*DO THIS*:
Spot every line with the word "document" and return it.

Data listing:

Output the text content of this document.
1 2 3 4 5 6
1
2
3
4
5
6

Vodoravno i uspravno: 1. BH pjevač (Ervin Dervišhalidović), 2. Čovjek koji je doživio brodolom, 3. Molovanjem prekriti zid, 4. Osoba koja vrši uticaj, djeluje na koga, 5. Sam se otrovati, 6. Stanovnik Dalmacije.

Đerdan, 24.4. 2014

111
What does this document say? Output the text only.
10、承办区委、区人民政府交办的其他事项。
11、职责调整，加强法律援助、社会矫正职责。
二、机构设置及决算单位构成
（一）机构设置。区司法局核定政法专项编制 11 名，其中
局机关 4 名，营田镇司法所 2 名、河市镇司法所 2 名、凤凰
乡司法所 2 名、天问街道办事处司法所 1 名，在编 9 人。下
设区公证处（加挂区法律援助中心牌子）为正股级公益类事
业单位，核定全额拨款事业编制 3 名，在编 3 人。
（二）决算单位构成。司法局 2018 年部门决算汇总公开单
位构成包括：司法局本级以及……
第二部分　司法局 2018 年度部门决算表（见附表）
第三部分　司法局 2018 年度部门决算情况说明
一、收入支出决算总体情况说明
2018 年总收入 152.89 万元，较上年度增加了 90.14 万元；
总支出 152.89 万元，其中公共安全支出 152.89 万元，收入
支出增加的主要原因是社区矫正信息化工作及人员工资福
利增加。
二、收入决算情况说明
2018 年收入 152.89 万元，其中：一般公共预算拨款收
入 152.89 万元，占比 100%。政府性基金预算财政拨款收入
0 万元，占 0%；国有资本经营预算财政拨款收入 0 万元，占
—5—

*EXERCISE RESPONSE*:
Output the text content of this document.
What does this document say? Output the text only.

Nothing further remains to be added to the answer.